INFORMATION SUPPLIED:
★ ★ ★ ★ ★

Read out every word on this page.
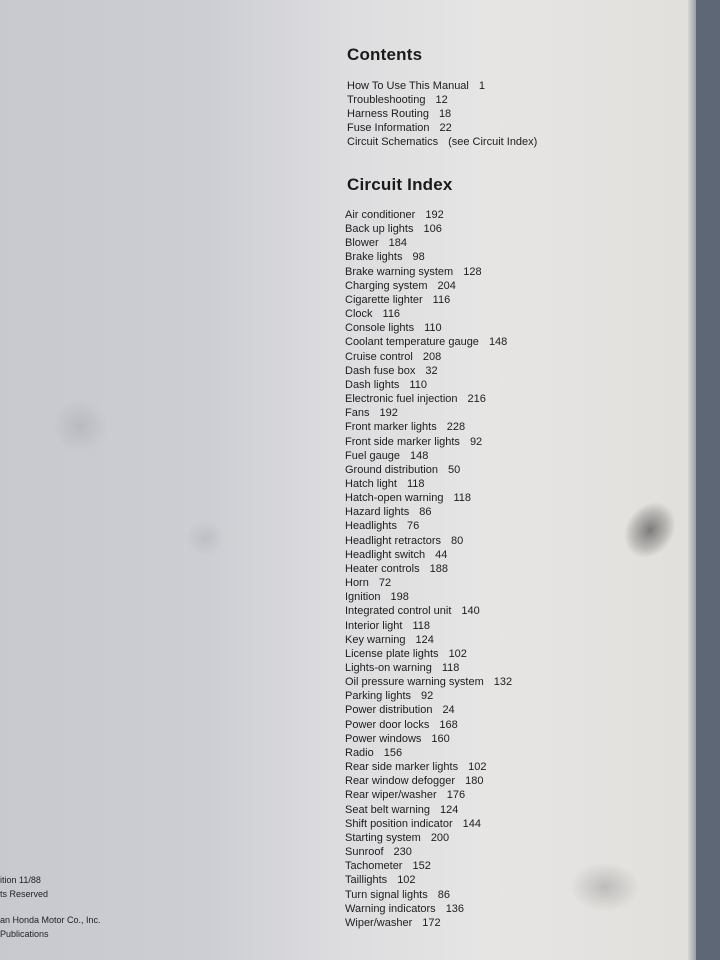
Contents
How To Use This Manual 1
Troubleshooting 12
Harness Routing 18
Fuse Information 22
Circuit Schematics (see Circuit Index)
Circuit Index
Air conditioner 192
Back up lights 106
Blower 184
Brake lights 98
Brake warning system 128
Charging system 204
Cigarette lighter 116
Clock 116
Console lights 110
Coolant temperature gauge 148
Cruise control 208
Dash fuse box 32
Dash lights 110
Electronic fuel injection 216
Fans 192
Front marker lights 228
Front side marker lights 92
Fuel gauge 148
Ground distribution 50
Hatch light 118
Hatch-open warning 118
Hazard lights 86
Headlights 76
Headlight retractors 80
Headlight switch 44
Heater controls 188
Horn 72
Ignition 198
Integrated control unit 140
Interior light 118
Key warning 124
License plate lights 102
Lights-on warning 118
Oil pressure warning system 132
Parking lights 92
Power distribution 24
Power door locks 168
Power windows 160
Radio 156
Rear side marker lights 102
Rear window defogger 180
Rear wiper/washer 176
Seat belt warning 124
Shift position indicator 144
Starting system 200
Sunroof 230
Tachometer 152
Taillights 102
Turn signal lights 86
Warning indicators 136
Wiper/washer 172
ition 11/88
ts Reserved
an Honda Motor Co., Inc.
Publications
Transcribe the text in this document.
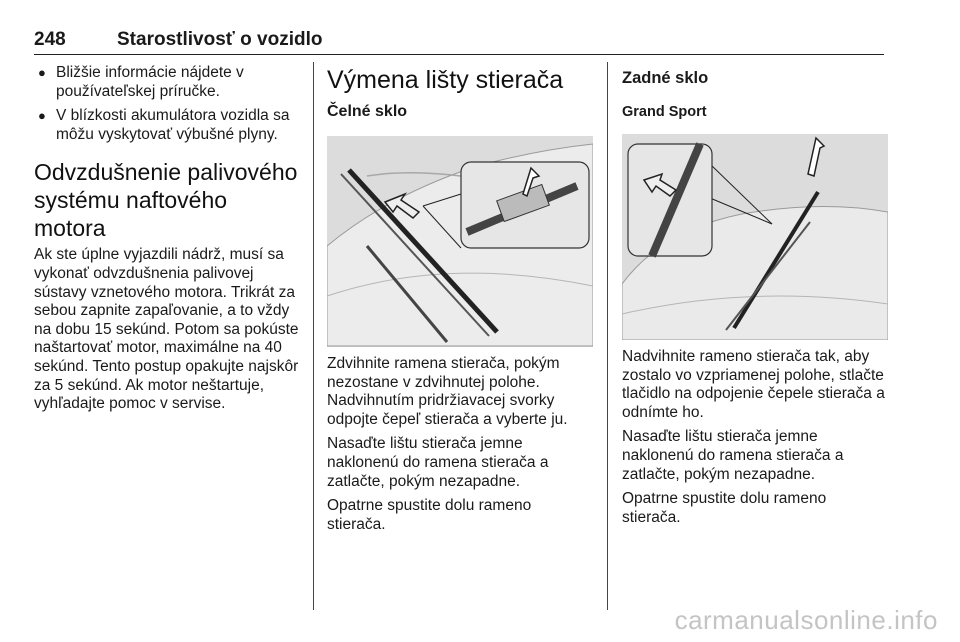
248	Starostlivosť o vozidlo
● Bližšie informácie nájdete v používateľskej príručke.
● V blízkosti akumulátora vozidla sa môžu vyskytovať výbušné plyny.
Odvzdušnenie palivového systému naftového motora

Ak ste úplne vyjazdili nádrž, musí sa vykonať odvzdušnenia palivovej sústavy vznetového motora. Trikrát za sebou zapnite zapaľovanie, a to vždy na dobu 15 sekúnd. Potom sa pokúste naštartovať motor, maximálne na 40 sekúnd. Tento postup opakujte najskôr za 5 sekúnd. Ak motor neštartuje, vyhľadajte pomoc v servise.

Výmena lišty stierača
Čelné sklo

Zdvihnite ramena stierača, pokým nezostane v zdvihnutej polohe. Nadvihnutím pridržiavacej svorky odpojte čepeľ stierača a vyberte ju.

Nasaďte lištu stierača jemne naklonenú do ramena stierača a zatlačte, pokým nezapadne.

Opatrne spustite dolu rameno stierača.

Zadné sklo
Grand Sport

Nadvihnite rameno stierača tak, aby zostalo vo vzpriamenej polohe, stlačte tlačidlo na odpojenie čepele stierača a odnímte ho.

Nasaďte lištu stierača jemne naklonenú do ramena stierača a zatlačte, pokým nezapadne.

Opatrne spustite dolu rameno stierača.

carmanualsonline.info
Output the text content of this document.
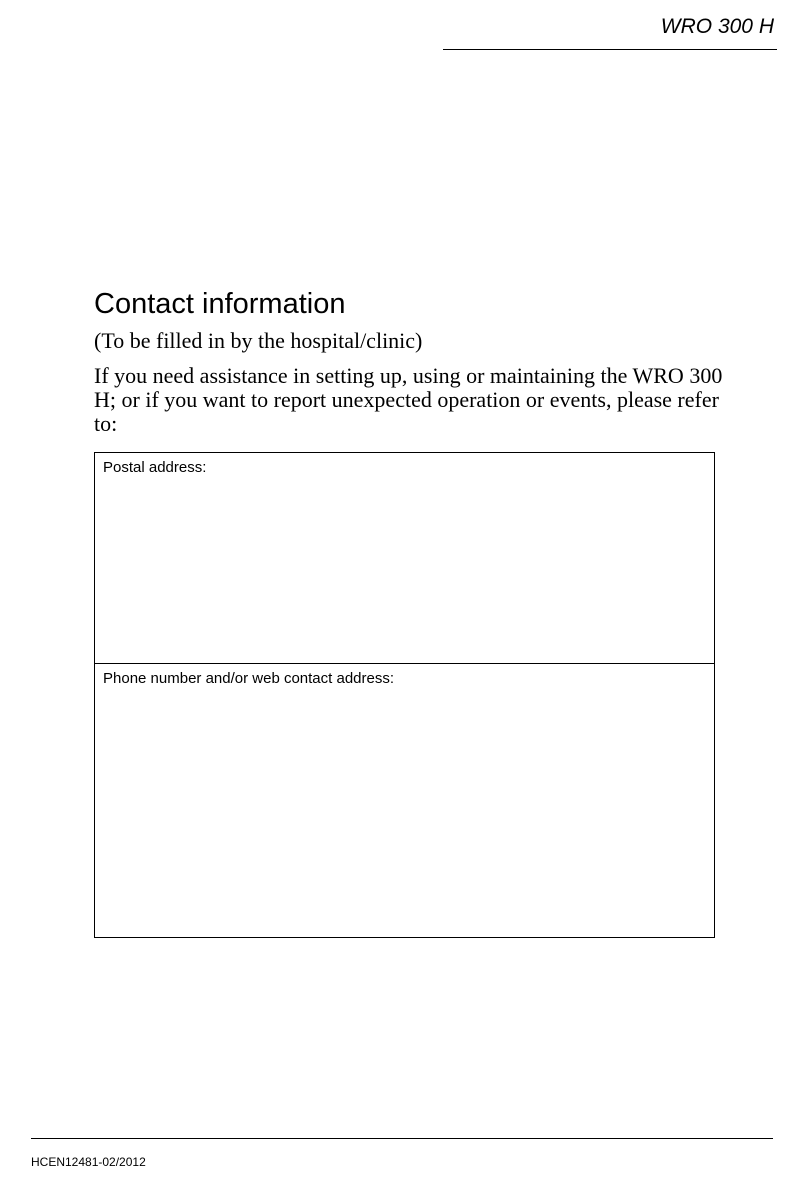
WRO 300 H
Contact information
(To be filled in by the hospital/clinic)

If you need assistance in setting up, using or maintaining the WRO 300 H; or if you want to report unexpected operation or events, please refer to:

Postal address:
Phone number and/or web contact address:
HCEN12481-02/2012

★ ★ ★ ★ ★

Using the listing, say how many lines include the word "gauge", and add nothing else.

2